[Problem requirements]:
Below is the data. Give it again, complete and exact.

— START OF Material supplied —

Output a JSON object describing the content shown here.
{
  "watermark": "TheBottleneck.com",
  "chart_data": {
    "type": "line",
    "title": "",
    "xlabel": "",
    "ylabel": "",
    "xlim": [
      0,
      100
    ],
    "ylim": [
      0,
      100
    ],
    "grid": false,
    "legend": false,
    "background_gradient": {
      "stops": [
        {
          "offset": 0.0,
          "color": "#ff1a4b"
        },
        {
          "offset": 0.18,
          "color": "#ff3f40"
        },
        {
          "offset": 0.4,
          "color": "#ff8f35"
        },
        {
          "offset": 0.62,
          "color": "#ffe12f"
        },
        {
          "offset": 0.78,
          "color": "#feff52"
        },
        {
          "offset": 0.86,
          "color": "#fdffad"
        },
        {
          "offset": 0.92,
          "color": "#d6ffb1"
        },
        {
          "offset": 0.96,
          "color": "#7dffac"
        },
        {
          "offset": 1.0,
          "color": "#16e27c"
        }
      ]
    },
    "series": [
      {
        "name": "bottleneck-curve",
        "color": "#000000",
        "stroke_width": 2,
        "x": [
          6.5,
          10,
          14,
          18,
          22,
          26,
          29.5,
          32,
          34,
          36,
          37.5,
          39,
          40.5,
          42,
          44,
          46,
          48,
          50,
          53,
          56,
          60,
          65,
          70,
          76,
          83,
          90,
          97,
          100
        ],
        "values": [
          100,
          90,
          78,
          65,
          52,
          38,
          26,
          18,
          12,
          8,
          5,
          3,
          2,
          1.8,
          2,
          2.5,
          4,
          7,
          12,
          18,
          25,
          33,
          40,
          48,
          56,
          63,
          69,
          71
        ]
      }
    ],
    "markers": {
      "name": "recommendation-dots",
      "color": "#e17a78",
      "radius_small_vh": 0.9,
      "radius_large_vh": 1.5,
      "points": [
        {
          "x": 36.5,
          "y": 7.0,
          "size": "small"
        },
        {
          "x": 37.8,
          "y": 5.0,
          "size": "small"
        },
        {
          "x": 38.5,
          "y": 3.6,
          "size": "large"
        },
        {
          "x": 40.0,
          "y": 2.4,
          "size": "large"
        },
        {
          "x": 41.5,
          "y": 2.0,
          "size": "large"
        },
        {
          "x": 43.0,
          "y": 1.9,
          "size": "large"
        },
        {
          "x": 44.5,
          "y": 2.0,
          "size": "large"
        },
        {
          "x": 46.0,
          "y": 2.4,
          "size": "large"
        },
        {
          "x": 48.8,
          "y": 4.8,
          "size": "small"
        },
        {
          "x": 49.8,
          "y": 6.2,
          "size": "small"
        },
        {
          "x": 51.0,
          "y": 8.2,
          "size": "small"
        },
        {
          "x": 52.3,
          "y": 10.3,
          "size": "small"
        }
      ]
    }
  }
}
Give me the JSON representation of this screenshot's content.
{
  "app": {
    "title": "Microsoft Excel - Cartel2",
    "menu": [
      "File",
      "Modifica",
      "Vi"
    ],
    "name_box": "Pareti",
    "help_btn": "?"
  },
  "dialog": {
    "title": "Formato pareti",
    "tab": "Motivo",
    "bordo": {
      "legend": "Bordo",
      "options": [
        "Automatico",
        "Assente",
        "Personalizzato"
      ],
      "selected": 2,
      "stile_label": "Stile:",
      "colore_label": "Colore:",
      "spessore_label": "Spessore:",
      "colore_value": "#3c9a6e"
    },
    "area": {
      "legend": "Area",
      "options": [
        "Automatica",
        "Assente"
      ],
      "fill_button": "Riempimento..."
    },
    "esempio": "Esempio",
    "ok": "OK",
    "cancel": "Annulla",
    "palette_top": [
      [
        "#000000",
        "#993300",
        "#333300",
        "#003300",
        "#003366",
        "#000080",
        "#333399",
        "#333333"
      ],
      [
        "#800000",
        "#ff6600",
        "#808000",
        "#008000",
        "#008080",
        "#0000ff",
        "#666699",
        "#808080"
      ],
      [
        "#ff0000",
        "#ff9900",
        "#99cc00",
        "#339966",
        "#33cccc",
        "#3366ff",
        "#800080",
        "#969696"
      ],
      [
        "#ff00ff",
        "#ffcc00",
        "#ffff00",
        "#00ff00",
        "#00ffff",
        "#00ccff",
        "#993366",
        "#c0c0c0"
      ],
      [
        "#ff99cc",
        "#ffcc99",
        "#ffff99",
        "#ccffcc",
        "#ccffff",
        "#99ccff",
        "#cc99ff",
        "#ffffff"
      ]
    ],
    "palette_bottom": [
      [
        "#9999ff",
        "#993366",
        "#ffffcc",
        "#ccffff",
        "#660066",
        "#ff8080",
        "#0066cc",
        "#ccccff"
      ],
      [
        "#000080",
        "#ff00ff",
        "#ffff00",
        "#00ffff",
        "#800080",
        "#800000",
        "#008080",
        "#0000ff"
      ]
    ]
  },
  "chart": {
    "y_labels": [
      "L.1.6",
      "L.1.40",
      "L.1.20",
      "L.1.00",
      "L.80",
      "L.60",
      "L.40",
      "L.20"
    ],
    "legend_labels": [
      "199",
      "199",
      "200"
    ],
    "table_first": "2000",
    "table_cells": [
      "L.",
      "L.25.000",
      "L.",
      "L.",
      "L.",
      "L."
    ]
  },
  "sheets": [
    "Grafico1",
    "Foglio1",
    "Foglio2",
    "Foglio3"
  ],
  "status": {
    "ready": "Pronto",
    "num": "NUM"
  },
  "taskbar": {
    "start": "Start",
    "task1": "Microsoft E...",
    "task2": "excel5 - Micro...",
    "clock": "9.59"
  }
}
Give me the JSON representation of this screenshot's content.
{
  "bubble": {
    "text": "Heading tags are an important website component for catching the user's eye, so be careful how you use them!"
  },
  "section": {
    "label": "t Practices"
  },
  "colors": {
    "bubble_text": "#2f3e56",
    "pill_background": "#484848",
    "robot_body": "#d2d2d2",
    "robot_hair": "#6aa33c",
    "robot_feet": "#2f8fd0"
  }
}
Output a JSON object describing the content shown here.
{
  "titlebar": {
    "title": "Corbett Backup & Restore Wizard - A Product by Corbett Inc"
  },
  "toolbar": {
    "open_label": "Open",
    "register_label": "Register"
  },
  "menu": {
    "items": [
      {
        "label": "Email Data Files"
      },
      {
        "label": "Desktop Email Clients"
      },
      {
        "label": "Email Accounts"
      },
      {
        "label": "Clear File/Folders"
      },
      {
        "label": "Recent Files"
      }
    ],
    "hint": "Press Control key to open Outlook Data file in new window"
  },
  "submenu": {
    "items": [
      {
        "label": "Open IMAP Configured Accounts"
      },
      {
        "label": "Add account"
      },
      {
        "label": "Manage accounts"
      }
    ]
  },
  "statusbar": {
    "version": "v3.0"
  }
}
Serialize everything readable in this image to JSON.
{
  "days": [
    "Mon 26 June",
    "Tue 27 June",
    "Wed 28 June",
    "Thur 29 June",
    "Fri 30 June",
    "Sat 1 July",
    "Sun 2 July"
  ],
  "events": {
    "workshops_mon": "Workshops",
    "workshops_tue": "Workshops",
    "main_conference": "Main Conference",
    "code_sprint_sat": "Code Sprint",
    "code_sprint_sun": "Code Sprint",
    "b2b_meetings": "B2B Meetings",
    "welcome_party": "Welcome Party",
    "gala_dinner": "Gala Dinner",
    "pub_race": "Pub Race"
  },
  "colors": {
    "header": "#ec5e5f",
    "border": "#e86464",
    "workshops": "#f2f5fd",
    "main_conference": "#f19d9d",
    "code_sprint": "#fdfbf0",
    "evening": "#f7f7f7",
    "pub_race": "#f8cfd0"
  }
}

— END OF Material supplied —

[Written solution]:
Output a JSON object describing the content shown here.
{
  "watermark": "TheBottleneck.com",
  "chart_data": {
    "type": "line",
    "title": "",
    "xlabel": "",
    "ylabel": "",
    "xlim": [
      0,
      100
    ],
    "ylim": [
      0,
      100
    ],
    "grid": false,
    "legend": false,
    "background_gradient": {
      "stops": [
        {
          "offset": 0.0,
          "color": "#ff1a4b"
        },
        {
          "offset": 0.18,
          "color": "#ff3f40"
        },
        {
          "offset": 0.4,
          "color": "#ff8f35"
        },
        {
          "offset": 0.62,
          "color": "#ffe12f"
        },
        {
          "offset": 0.78,
          "color": "#feff52"
        },
        {
          "offset": 0.86,
          "color": "#fdffad"
        },
        {
          "offset": 0.92,
          "color": "#d6ffb1"
        },
        {
          "offset": 0.96,
          "color": "#7dffac"
        },
        {
          "offset": 1.0,
          "color": "#16e27c"
        }
      ]
    },
    "series": [
      {
        "name": "bottleneck-curve",
        "color": "#000000",
        "stroke_width": 2,
        "x": [
          6.5,
          10,
          14,
          18,
          22,
          26,
          29.5,
          32,
          34,
          36,
          37.5,
          39,
          40.5,
          42,
          44,
          46,
          48,
          50,
          53,
          56,
          60,
          65,
          70,
          76,
          83,
          90,
          97,
          100
        ],
        "values": [
          100,
          90,
          78,
          65,
          52,
          38,
          26,
          18,
          12,
          8,
          5,
          3,
          2,
          1.8,
          2,
          2.5,
          4,
          7,
          12,
          18,
          25,
          33,
          40,
          48,
          56,
          63,
          69,
          71
        ]
      }
    ],
    "markers": {
      "name": "recommendation-dots",
      "color": "#e17a78",
      "radius_small_vh": 0.9,
      "radius_large_vh": 1.5,
      "points": [
        {
          "x": 36.5,
          "y": 7.0,
          "size": "small"
        },
        {
          "x": 37.8,
          "y": 5.0,
          "size": "small"
        },
        {
          "x": 38.5,
          "y": 3.6,
          "size": "large"
        },
        {
          "x": 40.0,
          "y": 2.4,
          "size": "large"
        },
        {
          "x": 41.5,
          "y": 2.0,
          "size": "large"
        },
        {
          "x": 43.0,
          "y": 1.9,
          "size": "large"
        },
        {
          "x": 44.5,
          "y": 2.0,
          "size": "large"
        },
        {
          "x": 46.0,
          "y": 2.4,
          "size": "large"
        },
        {
          "x": 48.8,
          "y": 4.8,
          "size": "small"
        },
        {
          "x": 49.8,
          "y": 6.2,
          "size": "small"
        },
        {
          "x": 51.0,
          "y": 8.2,
          "size": "small"
        },
        {
          "x": 52.3,
          "y": 10.3,
          "size": "small"
        }
      ]
    }
  }
}
Give me the JSON representation of this screenshot's content.
{
  "app": {
    "title": "Microsoft Excel - Cartel2",
    "menu": [
      "File",
      "Modifica",
      "Vi"
    ],
    "name_box": "Pareti",
    "help_btn": "?"
  },
  "dialog": {
    "title": "Formato pareti",
    "tab": "Motivo",
    "bordo": {
      "legend": "Bordo",
      "options": [
        "Automatico",
        "Assente",
        "Personalizzato"
      ],
      "selected": 2,
      "stile_label": "Stile:",
      "colore_label": "Colore:",
      "spessore_label": "Spessore:",
      "colore_value": "#3c9a6e"
    },
    "area": {
      "legend": "Area",
      "options": [
        "Automatica",
        "Assente"
      ],
      "fill_button": "Riempimento..."
    },
    "esempio": "Esempio",
    "ok": "OK",
    "cancel": "Annulla",
    "palette_top": [
      [
        "#000000",
        "#993300",
        "#333300",
        "#003300",
        "#003366",
        "#000080",
        "#333399",
        "#333333"
      ],
      [
        "#800000",
        "#ff6600",
        "#808000",
        "#008000",
        "#008080",
        "#0000ff",
        "#666699",
        "#808080"
      ],
      [
        "#ff0000",
        "#ff9900",
        "#99cc00",
        "#339966",
        "#33cccc",
        "#3366ff",
        "#800080",
        "#969696"
      ],
      [
        "#ff00ff",
        "#ffcc00",
        "#ffff00",
        "#00ff00",
        "#00ffff",
        "#00ccff",
        "#993366",
        "#c0c0c0"
      ],
      [
        "#ff99cc",
        "#ffcc99",
        "#ffff99",
        "#ccffcc",
        "#ccffff",
        "#99ccff",
        "#cc99ff",
        "#ffffff"
      ]
    ],
    "palette_bottom": [
      [
        "#9999ff",
        "#993366",
        "#ffffcc",
        "#ccffff",
        "#660066",
        "#ff8080",
        "#0066cc",
        "#ccccff"
      ],
      [
        "#000080",
        "#ff00ff",
        "#ffff00",
        "#00ffff",
        "#800080",
        "#800000",
        "#008080",
        "#0000ff"
      ]
    ]
  },
  "chart": {
    "y_labels": [
      "L.1.6",
      "L.1.40",
      "L.1.20",
      "L.1.00",
      "L.80",
      "L.60",
      "L.40",
      "L.20"
    ],
    "legend_labels": [
      "199",
      "199",
      "200"
    ],
    "table_first": "2000",
    "table_cells": [
      "L.",
      "L.25.000",
      "L.",
      "L.",
      "L.",
      "L."
    ]
  },
  "sheets": [
    "Grafico1",
    "Foglio1",
    "Foglio2",
    "Foglio3"
  ],
  "status": {
    "ready": "Pronto",
    "num": "NUM"
  },
  "taskbar": {
    "start": "Start",
    "task1": "Microsoft E...",
    "task2": "excel5 - Micro...",
    "clock": "9.59"
  }
}
Give me the JSON representation of this screenshot's content.
{
  "bubble": {
    "text": "Heading tags are an important website component for catching the user's eye, so be careful how you use them!"
  },
  "section": {
    "label": "t Practices"
  },
  "colors": {
    "bubble_text": "#2f3e56",
    "pill_background": "#484848",
    "robot_body": "#d2d2d2",
    "robot_hair": "#6aa33c",
    "robot_feet": "#2f8fd0"
  }
}
Output a JSON object describing the content shown here.
{
  "titlebar": {
    "title": "Corbett Backup & Restore Wizard - A Product by Corbett Inc"
  },
  "toolbar": {
    "open_label": "Open",
    "register_label": "Register"
  },
  "menu": {
    "items": [
      {
        "label": "Email Data Files"
      },
      {
        "label": "Desktop Email Clients"
      },
      {
        "label": "Email Accounts"
      },
      {
        "label": "Clear File/Folders"
      },
      {
        "label": "Recent Files"
      }
    ],
    "hint": "Press Control key to open Outlook Data file in new window"
  },
  "submenu": {
    "items": [
      {
        "label": "Open IMAP Configured Accounts"
      },
      {
        "label": "Add account"
      },
      {
        "label": "Manage accounts"
      }
    ]
  },
  "statusbar": {
    "version": "v3.0"
  }
}
Serialize everything readable in this image to JSON.
{
  "days": [
    "Mon 26 June",
    "Tue 27 June",
    "Wed 28 June",
    "Thur 29 June",
    "Fri 30 June",
    "Sat 1 July",
    "Sun 2 July"
  ],
  "events": {
    "workshops_mon": "Workshops",
    "workshops_tue": "Workshops",
    "main_conference": "Main Conference",
    "code_sprint_sat": "Code Sprint",
    "code_sprint_sun": "Code Sprint",
    "b2b_meetings": "B2B Meetings",
    "welcome_party": "Welcome Party",
    "gala_dinner": "Gala Dinner",
    "pub_race": "Pub Race"
  },
  "colors": {
    "header": "#ec5e5f",
    "border": "#e86464",
    "workshops": "#f2f5fd",
    "main_conference": "#f19d9d",
    "code_sprint": "#fdfbf0",
    "evening": "#f7f7f7",
    "pub_race": "#f8cfd0"
  }
}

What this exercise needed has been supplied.